■ **YOUR INSTRUCTIONS**
From the listing below, select every line where the word "ylabel" appears.

Raw records
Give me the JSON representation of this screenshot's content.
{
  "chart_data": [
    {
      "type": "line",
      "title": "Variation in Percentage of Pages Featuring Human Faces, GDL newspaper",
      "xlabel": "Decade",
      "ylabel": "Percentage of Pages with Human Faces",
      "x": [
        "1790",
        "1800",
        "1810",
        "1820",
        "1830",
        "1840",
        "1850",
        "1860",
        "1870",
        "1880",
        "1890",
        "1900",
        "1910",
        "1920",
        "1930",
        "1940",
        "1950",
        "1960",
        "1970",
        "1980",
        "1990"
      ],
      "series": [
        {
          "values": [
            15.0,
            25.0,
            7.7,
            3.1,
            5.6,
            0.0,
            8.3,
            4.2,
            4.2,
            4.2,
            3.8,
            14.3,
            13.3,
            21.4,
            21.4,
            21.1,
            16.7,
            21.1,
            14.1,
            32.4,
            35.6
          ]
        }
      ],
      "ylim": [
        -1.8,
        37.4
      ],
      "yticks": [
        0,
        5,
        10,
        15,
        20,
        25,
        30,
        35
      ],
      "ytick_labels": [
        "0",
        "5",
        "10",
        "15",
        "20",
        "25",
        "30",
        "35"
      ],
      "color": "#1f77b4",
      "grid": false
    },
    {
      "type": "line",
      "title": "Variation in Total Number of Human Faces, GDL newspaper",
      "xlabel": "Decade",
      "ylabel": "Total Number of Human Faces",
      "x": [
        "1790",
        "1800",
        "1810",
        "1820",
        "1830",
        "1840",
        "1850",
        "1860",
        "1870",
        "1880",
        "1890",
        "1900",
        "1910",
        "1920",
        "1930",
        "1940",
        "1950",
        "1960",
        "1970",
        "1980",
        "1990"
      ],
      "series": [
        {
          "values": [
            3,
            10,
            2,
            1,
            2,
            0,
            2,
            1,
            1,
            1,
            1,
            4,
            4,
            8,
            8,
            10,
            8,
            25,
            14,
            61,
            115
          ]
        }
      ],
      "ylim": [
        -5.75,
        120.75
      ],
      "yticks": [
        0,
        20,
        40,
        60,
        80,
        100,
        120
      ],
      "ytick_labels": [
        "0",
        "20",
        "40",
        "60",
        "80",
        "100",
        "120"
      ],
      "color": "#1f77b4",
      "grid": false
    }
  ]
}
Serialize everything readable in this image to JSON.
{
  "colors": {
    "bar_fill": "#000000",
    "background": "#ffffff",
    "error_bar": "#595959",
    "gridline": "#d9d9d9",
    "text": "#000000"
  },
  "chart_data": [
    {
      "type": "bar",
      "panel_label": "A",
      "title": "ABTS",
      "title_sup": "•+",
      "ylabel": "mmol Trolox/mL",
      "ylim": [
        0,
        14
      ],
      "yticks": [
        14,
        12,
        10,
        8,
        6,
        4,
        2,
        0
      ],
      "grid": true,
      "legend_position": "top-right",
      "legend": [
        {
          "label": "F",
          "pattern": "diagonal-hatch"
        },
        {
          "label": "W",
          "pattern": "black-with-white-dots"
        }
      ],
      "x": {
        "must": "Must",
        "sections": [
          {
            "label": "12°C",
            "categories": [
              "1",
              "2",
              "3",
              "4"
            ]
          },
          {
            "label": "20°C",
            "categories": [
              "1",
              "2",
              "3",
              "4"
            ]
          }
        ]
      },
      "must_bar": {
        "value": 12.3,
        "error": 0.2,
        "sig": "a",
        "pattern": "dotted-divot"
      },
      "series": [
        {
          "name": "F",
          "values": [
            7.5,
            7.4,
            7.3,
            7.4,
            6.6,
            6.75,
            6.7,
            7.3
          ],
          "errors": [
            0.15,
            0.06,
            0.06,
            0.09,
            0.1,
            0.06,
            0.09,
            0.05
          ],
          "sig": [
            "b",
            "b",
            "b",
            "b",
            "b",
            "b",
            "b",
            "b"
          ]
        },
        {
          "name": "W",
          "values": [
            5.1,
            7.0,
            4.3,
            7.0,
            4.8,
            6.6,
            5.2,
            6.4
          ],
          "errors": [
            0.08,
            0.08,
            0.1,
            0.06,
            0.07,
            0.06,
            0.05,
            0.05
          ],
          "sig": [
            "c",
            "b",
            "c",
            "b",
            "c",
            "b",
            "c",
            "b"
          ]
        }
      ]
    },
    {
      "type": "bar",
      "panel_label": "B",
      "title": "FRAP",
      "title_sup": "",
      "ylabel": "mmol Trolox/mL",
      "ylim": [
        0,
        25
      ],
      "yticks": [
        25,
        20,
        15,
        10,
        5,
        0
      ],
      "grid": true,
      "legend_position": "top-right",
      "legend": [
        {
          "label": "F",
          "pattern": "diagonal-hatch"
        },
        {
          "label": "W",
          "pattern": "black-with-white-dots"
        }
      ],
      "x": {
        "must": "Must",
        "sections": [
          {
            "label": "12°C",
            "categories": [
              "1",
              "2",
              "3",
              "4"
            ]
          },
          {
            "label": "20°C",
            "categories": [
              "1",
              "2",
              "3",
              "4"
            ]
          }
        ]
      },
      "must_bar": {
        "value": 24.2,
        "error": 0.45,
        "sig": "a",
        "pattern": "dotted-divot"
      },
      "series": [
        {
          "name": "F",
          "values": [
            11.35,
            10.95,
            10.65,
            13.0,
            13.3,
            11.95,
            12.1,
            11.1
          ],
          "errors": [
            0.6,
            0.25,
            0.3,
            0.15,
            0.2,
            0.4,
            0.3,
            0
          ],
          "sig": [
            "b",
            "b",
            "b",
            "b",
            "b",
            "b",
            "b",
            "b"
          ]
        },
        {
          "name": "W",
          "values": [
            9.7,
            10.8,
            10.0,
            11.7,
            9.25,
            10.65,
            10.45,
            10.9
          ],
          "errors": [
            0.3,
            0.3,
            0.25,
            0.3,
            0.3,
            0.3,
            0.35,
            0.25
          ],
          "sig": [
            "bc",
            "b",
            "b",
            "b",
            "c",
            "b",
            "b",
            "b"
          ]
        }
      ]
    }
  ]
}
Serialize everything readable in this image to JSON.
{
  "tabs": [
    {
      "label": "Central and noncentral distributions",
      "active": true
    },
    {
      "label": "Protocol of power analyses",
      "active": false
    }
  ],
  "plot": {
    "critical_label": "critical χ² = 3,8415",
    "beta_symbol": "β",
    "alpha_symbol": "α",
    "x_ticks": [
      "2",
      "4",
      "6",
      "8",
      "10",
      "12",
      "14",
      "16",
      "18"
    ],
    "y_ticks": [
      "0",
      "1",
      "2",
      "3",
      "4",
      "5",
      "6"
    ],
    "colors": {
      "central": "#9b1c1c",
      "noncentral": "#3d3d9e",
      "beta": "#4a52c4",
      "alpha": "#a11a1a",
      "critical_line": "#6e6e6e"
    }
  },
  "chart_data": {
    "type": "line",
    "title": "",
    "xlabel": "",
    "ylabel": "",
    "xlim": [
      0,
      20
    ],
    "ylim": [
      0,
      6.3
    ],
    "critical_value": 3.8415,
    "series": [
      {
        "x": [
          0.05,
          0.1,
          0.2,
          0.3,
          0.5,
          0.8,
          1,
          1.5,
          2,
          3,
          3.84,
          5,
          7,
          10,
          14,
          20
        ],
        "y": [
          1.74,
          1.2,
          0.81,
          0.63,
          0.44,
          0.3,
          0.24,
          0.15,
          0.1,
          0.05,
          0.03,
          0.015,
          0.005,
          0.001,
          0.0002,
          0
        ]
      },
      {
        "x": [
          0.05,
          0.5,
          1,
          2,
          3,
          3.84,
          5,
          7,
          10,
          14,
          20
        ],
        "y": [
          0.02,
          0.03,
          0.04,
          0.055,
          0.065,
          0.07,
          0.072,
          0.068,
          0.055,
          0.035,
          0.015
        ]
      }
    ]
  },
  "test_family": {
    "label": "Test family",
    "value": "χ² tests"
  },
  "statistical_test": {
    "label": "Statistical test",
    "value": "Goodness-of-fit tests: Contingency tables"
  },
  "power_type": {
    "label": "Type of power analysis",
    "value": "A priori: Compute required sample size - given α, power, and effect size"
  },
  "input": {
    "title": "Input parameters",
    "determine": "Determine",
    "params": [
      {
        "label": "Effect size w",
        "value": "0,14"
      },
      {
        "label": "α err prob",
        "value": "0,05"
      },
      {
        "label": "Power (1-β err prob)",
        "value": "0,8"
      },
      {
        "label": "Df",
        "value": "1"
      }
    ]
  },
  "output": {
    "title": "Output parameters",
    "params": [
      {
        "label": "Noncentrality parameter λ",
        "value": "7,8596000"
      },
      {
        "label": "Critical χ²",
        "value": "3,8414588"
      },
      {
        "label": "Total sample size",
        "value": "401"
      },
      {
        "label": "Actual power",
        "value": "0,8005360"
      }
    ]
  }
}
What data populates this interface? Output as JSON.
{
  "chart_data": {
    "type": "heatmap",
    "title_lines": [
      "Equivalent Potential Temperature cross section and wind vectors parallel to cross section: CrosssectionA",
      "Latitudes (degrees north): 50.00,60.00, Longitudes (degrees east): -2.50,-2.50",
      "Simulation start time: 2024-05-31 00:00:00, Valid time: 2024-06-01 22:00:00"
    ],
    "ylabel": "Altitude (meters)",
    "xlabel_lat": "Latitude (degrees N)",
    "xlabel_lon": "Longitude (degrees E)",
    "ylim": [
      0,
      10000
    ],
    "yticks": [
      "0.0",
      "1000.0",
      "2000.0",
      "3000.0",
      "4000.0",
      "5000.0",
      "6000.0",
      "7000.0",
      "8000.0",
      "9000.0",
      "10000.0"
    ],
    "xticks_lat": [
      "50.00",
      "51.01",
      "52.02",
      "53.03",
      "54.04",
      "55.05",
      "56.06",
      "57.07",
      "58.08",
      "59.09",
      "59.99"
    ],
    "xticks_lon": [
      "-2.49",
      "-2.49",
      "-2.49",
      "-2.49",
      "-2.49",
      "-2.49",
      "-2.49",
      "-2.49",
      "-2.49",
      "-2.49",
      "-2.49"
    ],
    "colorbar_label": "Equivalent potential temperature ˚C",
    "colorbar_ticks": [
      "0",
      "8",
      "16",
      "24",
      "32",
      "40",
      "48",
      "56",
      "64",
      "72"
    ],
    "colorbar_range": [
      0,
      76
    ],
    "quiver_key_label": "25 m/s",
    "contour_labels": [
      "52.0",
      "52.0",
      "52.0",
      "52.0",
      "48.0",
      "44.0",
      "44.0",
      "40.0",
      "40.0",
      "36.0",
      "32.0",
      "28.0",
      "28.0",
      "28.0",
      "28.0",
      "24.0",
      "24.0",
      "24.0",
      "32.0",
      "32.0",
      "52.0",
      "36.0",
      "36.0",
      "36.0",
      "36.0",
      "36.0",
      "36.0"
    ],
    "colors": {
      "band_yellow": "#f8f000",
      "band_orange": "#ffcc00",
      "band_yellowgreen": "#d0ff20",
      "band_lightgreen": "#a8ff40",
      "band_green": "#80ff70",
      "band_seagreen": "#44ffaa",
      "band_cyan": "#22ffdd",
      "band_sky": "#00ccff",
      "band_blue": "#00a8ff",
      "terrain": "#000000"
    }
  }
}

■ **RESULT**
      "ylabel": "Percentage of Pages with Human Faces",
      "ylabel": "Total Number of Human Faces",
      "ylabel": "mmol Trolox/mL",
      "ylabel": "mmol Trolox/mL",
    "ylabel": "",
    "ylabel": "Altitude (meters)",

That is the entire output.